- [Source records]:

* begin *

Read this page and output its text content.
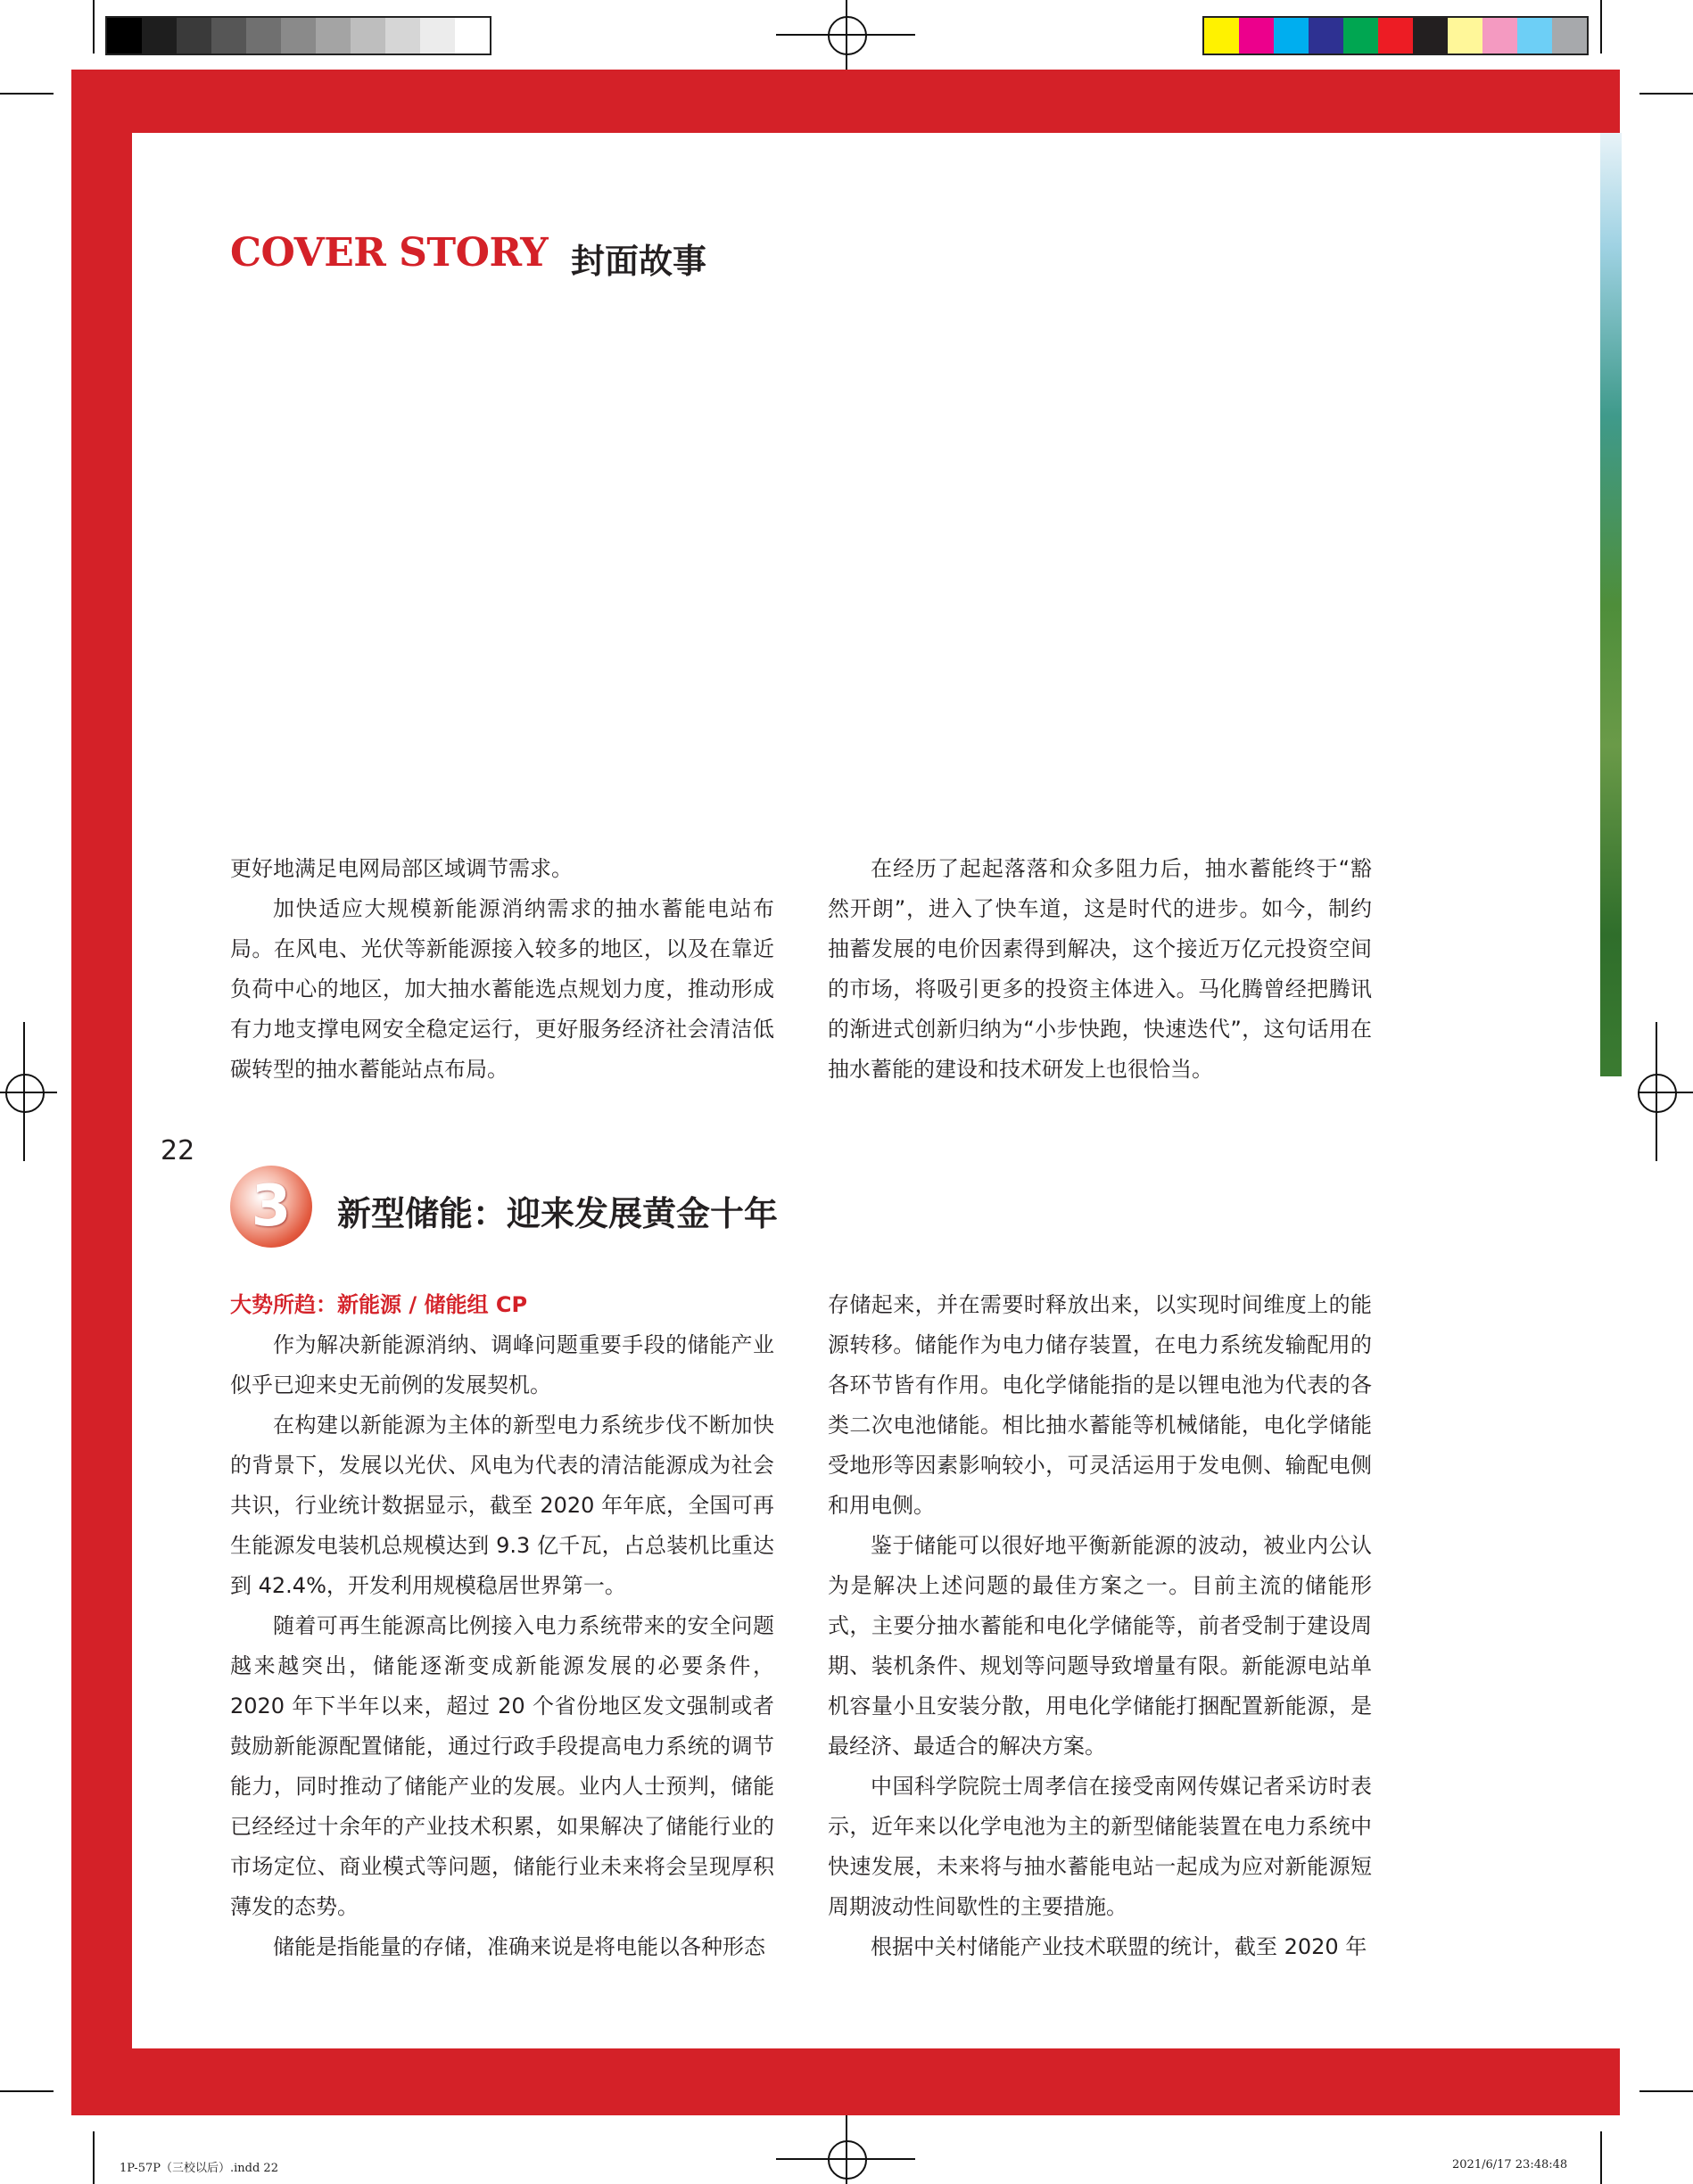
COVER STORY 封面故事

更好地满足电网局部区域调节需求。

加快适应大规模新能源消纳需求的抽水蓄能电站布局。在风电、光伏等新能源接入较多的地区，以及在靠近负荷中心的地区，加大抽水蓄能选点规划力度，推动形成有力地支撑电网安全稳定运行，更好服务经济社会清洁低碳转型的抽水蓄能站点布局。

在经历了起起落落和众多阻力后，抽水蓄能终于“豁然开朗”，进入了快车道，这是时代的进步。如今，制约抽蓄发展的电价因素得到解决，这个接近万亿元投资空间的市场，将吸引更多的投资主体进入。马化腾曾经把腾讯的渐进式创新归纳为“小步快跑，快速迭代”，这句话用在抽水蓄能的建设和技术研发上也很恰当。

22
3	新型储能：迎来发展黄金十年

大势所趋：新能源 / 储能组 CP

作为解决新能源消纳、调峰问题重要手段的储能产业似乎已迎来史无前例的发展契机。

在构建以新能源为主体的新型电力系统步伐不断加快的背景下，发展以光伏、风电为代表的清洁能源成为社会共识，行业统计数据显示，截至 2020 年年底，全国可再生能源发电装机总规模达到 9.3 亿千瓦，占总装机比重达到 42.4%，开发利用规模稳居世界第一。

随着可再生能源高比例接入电力系统带来的安全问题越来越突出，储能逐渐变成新能源发展的必要条件，2020 年下半年以来，超过 20 个省份地区发文强制或者鼓励新能源配置储能，通过行政手段提高电力系统的调节能力，同时推动了储能产业的发展。业内人士预判，储能已经经过十余年的产业技术积累，如果解决了储能行业的市场定位、商业模式等问题，储能行业未来将会呈现厚积薄发的态势。

储能是指能量的存储，准确来说是将电能以各种形态

存储起来，并在需要时释放出来，以实现时间维度上的能源转移。储能作为电力储存装置，在电力系统发输配用的各环节皆有作用。电化学储能指的是以锂电池为代表的各类二次电池储能。相比抽水蓄能等机械储能，电化学储能受地形等因素影响较小，可灵活运用于发电侧、输配电侧和用电侧。

鉴于储能可以很好地平衡新能源的波动，被业内公认为是解决上述问题的最佳方案之一。目前主流的储能形式，主要分抽水蓄能和电化学储能等，前者受制于建设周期、装机条件、规划等问题导致增量有限。新能源电站单机容量小且安装分散，用电化学储能打捆配置新能源，是最经济、最适合的解决方案。

中国科学院院士周孝信在接受南网传媒记者采访时表示，近年来以化学电池为主的新型储能装置在电力系统中快速发展，未来将与抽水蓄能电站一起成为应对新能源短周期波动性间歇性的主要措施。

根据中关村储能产业技术联盟的统计，截至 2020 年

1P-57P（三校以后）.indd 22	2021/6/17 23:48:48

* end *

- [WHAT THE TASK REQUIRES]: Exact duplication of all the records is required; pictures are omitted from the copy.

- [RESULT BELOW]:
Read this page and output its text content.
COVER STORY 封面故事

更好地满足电网局部区域调节需求。

加快适应大规模新能源消纳需求的抽水蓄能电站布局。在风电、光伏等新能源接入较多的地区，以及在靠近负荷中心的地区，加大抽水蓄能选点规划力度，推动形成有力地支撑电网安全稳定运行，更好服务经济社会清洁低碳转型的抽水蓄能站点布局。

在经历了起起落落和众多阻力后，抽水蓄能终于“豁然开朗”，进入了快车道，这是时代的进步。如今，制约抽蓄发展的电价因素得到解决，这个接近万亿元投资空间的市场，将吸引更多的投资主体进入。马化腾曾经把腾讯的渐进式创新归纳为“小步快跑，快速迭代”，这句话用在抽水蓄能的建设和技术研发上也很恰当。

22
3	新型储能：迎来发展黄金十年

大势所趋：新能源 / 储能组 CP

作为解决新能源消纳、调峰问题重要手段的储能产业似乎已迎来史无前例的发展契机。

在构建以新能源为主体的新型电力系统步伐不断加快的背景下，发展以光伏、风电为代表的清洁能源成为社会共识，行业统计数据显示，截至 2020 年年底，全国可再生能源发电装机总规模达到 9.3 亿千瓦，占总装机比重达到 42.4%，开发利用规模稳居世界第一。

随着可再生能源高比例接入电力系统带来的安全问题越来越突出，储能逐渐变成新能源发展的必要条件，2020 年下半年以来，超过 20 个省份地区发文强制或者鼓励新能源配置储能，通过行政手段提高电力系统的调节能力，同时推动了储能产业的发展。业内人士预判，储能已经经过十余年的产业技术积累，如果解决了储能行业的市场定位、商业模式等问题，储能行业未来将会呈现厚积薄发的态势。

储能是指能量的存储，准确来说是将电能以各种形态

存储起来，并在需要时释放出来，以实现时间维度上的能源转移。储能作为电力储存装置，在电力系统发输配用的各环节皆有作用。电化学储能指的是以锂电池为代表的各类二次电池储能。相比抽水蓄能等机械储能，电化学储能受地形等因素影响较小，可灵活运用于发电侧、输配电侧和用电侧。

鉴于储能可以很好地平衡新能源的波动，被业内公认为是解决上述问题的最佳方案之一。目前主流的储能形式，主要分抽水蓄能和电化学储能等，前者受制于建设周期、装机条件、规划等问题导致增量有限。新能源电站单机容量小且安装分散，用电化学储能打捆配置新能源，是最经济、最适合的解决方案。

中国科学院院士周孝信在接受南网传媒记者采访时表示，近年来以化学电池为主的新型储能装置在电力系统中快速发展，未来将与抽水蓄能电站一起成为应对新能源短周期波动性间歇性的主要措施。

根据中关村储能产业技术联盟的统计，截至 2020 年

1P-57P（三校以后）.indd 22	2021/6/17 23:48:48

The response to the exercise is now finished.